## STATED PROBLEM
Copy out the entries below in full and exactly.

## DATA TO USE
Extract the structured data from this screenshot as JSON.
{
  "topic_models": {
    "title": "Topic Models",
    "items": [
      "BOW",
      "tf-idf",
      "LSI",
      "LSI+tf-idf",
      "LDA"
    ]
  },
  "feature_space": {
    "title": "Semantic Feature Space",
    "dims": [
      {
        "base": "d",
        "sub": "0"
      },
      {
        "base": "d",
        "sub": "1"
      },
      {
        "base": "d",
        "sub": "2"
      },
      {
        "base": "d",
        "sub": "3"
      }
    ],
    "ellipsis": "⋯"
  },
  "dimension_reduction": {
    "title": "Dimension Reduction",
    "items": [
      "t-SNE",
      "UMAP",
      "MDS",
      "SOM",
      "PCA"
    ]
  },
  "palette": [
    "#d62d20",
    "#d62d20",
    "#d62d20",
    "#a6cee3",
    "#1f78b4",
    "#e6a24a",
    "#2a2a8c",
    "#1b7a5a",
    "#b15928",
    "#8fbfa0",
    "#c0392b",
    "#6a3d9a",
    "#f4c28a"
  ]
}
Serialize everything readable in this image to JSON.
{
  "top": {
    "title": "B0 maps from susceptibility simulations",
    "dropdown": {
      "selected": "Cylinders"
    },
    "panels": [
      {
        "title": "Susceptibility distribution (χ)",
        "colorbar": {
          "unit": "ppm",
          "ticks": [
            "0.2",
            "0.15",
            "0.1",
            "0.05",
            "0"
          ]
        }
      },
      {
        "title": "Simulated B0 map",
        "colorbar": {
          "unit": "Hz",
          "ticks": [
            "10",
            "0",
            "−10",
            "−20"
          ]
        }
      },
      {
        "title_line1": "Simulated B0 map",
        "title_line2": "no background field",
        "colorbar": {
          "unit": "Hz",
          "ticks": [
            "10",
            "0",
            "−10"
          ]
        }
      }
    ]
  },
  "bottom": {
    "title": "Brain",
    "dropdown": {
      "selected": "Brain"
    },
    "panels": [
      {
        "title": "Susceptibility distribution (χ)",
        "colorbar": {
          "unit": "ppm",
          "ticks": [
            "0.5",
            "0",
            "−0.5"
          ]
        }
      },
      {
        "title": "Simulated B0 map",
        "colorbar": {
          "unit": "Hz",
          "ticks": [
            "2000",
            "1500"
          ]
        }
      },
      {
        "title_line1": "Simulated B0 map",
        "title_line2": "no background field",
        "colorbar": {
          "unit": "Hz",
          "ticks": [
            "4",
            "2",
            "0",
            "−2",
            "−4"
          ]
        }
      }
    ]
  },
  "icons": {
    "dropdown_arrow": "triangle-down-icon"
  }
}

## RESPONSE TO THIS EXERCISE
Extract the structured data from this screenshot as JSON.
{
  "topic_models": {
    "title": "Topic Models",
    "items": [
      "BOW",
      "tf-idf",
      "LSI",
      "LSI+tf-idf",
      "LDA"
    ]
  },
  "feature_space": {
    "title": "Semantic Feature Space",
    "dims": [
      {
        "base": "d",
        "sub": "0"
      },
      {
        "base": "d",
        "sub": "1"
      },
      {
        "base": "d",
        "sub": "2"
      },
      {
        "base": "d",
        "sub": "3"
      }
    ],
    "ellipsis": "⋯"
  },
  "dimension_reduction": {
    "title": "Dimension Reduction",
    "items": [
      "t-SNE",
      "UMAP",
      "MDS",
      "SOM",
      "PCA"
    ]
  },
  "palette": [
    "#d62d20",
    "#d62d20",
    "#d62d20",
    "#a6cee3",
    "#1f78b4",
    "#e6a24a",
    "#2a2a8c",
    "#1b7a5a",
    "#b15928",
    "#8fbfa0",
    "#c0392b",
    "#6a3d9a",
    "#f4c28a"
  ]
}
Serialize everything readable in this image to JSON.
{
  "top": {
    "title": "B0 maps from susceptibility simulations",
    "dropdown": {
      "selected": "Cylinders"
    },
    "panels": [
      {
        "title": "Susceptibility distribution (χ)",
        "colorbar": {
          "unit": "ppm",
          "ticks": [
            "0.2",
            "0.15",
            "0.1",
            "0.05",
            "0"
          ]
        }
      },
      {
        "title": "Simulated B0 map",
        "colorbar": {
          "unit": "Hz",
          "ticks": [
            "10",
            "0",
            "−10",
            "−20"
          ]
        }
      },
      {
        "title_line1": "Simulated B0 map",
        "title_line2": "no background field",
        "colorbar": {
          "unit": "Hz",
          "ticks": [
            "10",
            "0",
            "−10"
          ]
        }
      }
    ]
  },
  "bottom": {
    "title": "Brain",
    "dropdown": {
      "selected": "Brain"
    },
    "panels": [
      {
        "title": "Susceptibility distribution (χ)",
        "colorbar": {
          "unit": "ppm",
          "ticks": [
            "0.5",
            "0",
            "−0.5"
          ]
        }
      },
      {
        "title": "Simulated B0 map",
        "colorbar": {
          "unit": "Hz",
          "ticks": [
            "2000",
            "1500"
          ]
        }
      },
      {
        "title_line1": "Simulated B0 map",
        "title_line2": "no background field",
        "colorbar": {
          "unit": "Hz",
          "ticks": [
            "4",
            "2",
            "0",
            "−2",
            "−4"
          ]
        }
      }
    ]
  },
  "icons": {
    "dropdown_arrow": "triangle-down-icon"
  }
}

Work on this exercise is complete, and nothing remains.